Goal ▸ Please repeat all of the listing exactly.

Entries ▸
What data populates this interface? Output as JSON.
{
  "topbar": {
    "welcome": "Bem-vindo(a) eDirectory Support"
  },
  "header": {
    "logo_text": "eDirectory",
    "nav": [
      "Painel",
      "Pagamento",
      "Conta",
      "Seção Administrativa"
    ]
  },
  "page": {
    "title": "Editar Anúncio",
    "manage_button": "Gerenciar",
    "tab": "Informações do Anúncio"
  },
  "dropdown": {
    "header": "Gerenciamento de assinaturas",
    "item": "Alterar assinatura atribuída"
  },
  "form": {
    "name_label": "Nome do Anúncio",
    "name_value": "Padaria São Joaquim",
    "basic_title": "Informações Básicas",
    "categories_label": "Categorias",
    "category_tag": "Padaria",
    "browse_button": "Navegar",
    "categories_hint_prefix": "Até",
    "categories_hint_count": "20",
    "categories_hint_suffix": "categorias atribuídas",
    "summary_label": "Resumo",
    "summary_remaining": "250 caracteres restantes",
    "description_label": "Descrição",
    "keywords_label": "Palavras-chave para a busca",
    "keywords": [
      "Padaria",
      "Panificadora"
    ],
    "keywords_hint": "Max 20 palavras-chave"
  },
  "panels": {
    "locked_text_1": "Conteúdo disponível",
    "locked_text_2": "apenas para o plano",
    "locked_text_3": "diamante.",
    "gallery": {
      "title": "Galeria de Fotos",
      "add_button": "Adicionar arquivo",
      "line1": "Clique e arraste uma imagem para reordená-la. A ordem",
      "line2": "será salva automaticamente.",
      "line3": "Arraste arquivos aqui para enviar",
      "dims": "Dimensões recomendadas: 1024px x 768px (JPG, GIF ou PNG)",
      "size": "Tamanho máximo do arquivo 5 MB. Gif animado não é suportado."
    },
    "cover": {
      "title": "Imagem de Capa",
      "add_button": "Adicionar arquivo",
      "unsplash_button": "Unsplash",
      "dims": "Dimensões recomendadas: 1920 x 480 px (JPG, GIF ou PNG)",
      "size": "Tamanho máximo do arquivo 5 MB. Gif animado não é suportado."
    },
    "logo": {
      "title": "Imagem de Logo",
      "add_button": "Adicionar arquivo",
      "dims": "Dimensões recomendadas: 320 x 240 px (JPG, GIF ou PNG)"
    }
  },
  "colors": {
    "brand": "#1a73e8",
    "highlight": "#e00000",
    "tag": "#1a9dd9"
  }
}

Task response ▸
What data populates this interface? Output as JSON.
{
  "topbar": {
    "welcome": "Bem-vindo(a) eDirectory Support"
  },
  "header": {
    "logo_text": "eDirectory",
    "nav": [
      "Painel",
      "Pagamento",
      "Conta",
      "Seção Administrativa"
    ]
  },
  "page": {
    "title": "Editar Anúncio",
    "manage_button": "Gerenciar",
    "tab": "Informações do Anúncio"
  },
  "dropdown": {
    "header": "Gerenciamento de assinaturas",
    "item": "Alterar assinatura atribuída"
  },
  "form": {
    "name_label": "Nome do Anúncio",
    "name_value": "Padaria São Joaquim",
    "basic_title": "Informações Básicas",
    "categories_label": "Categorias",
    "category_tag": "Padaria",
    "browse_button": "Navegar",
    "categories_hint_prefix": "Até",
    "categories_hint_count": "20",
    "categories_hint_suffix": "categorias atribuídas",
    "summary_label": "Resumo",
    "summary_remaining": "250 caracteres restantes",
    "description_label": "Descrição",
    "keywords_label": "Palavras-chave para a busca",
    "keywords": [
      "Padaria",
      "Panificadora"
    ],
    "keywords_hint": "Max 20 palavras-chave"
  },
  "panels": {
    "locked_text_1": "Conteúdo disponível",
    "locked_text_2": "apenas para o plano",
    "locked_text_3": "diamante.",
    "gallery": {
      "title": "Galeria de Fotos",
      "add_button": "Adicionar arquivo",
      "line1": "Clique e arraste uma imagem para reordená-la. A ordem",
      "line2": "será salva automaticamente.",
      "line3": "Arraste arquivos aqui para enviar",
      "dims": "Dimensões recomendadas: 1024px x 768px (JPG, GIF ou PNG)",
      "size": "Tamanho máximo do arquivo 5 MB. Gif animado não é suportado."
    },
    "cover": {
      "title": "Imagem de Capa",
      "add_button": "Adicionar arquivo",
      "unsplash_button": "Unsplash",
      "dims": "Dimensões recomendadas: 1920 x 480 px (JPG, GIF ou PNG)",
      "size": "Tamanho máximo do arquivo 5 MB. Gif animado não é suportado."
    },
    "logo": {
      "title": "Imagem de Logo",
      "add_button": "Adicionar arquivo",
      "dims": "Dimensões recomendadas: 320 x 240 px (JPG, GIF ou PNG)"
    }
  },
  "colors": {
    "brand": "#1a73e8",
    "highlight": "#e00000",
    "tag": "#1a9dd9"
  }
}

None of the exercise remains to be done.